SUPPLIED MATERIAL:
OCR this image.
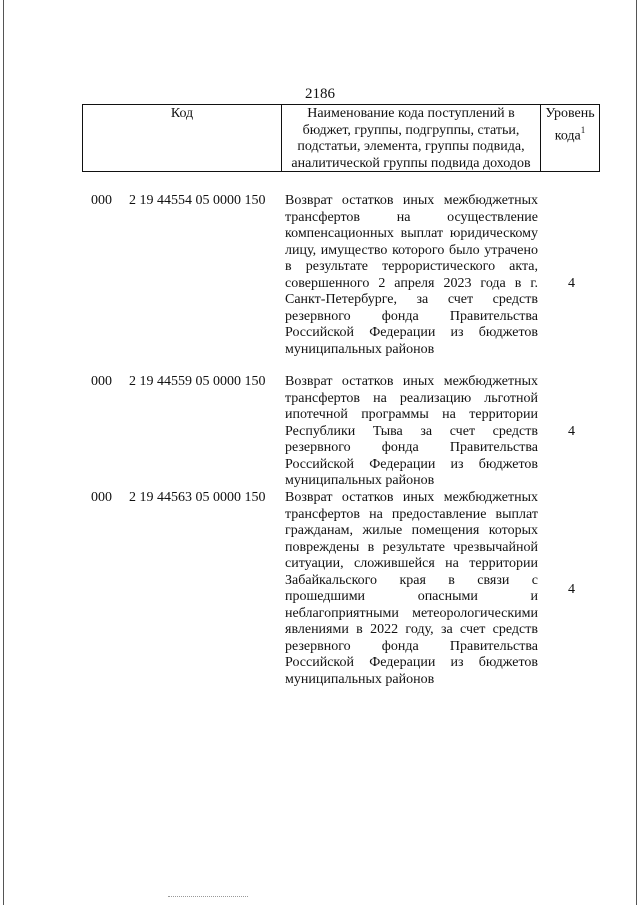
2186
Код	Наименование кода поступлений в бюджет, группы, подгруппы, статьи, подстатьи, элемента, группы подвида, аналитической группы подвида доходов
Уровень кода$^1$
000 2 19 44554 05 0000 150 Возврат остатков иных межбюджетных трансфертов на осуществление компенсационных выплат юридическому лицу, имущество которого было утрачено в результате террористического акта, совершенного 2 апреля 2023 года в г. Санкт-Петербурге, за счет средств резервного фонда Правительства Российской Федерации из бюджетов муниципальных районов
4
000 2 19 44559 05 0000 150 Возврат остатков иных межбюджетных трансфертов на реализацию льготной ипотечной программы на территории Республики Тыва за счет средств резервного фонда Правительства Российской Федерации из бюджетов муниципальных районов
4
000 2 19 44563 05 0000 150 Возврат остатков иных межбюджетных трансфертов на предоставление выплат гражданам, жилые помещения которых повреждены в результате чрезвычайной ситуации, сложившейся на территории Забайкальского края в связи с прошедшими опасными и неблагоприятными метеорологическими явлениями в 2022 году, за счет средств резервного фонда Правительства Российской Федерации из бюджетов муниципальных районов
4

DIRECTION: Scan the listing above. Gather each line that contains the word "результате".

SOLUTION BELOW:
000 2 19 44554 05 0000 150 Возврат остатков иных межбюджетных трансфертов на осуществление компенсационных выплат юридическому лицу, имущество которого было утрачено в результате террористического акта, совершенного 2 апреля 2023 года в г. Санкт-Петербурге, за счет средств резервного фонда Правительства Российской Федерации из бюджетов муниципальных районов
000 2 19 44563 05 0000 150 Возврат остатков иных межбюджетных трансфертов на предоставление выплат гражданам, жилые помещения которых повреждены в результате чрезвычайной ситуации, сложившейся на территории Забайкальского края в связи с прошедшими опасными и неблагоприятными метеорологическими явлениями в 2022 году, за счет средств резервного фонда Правительства Российской Федерации из бюджетов муниципальных районов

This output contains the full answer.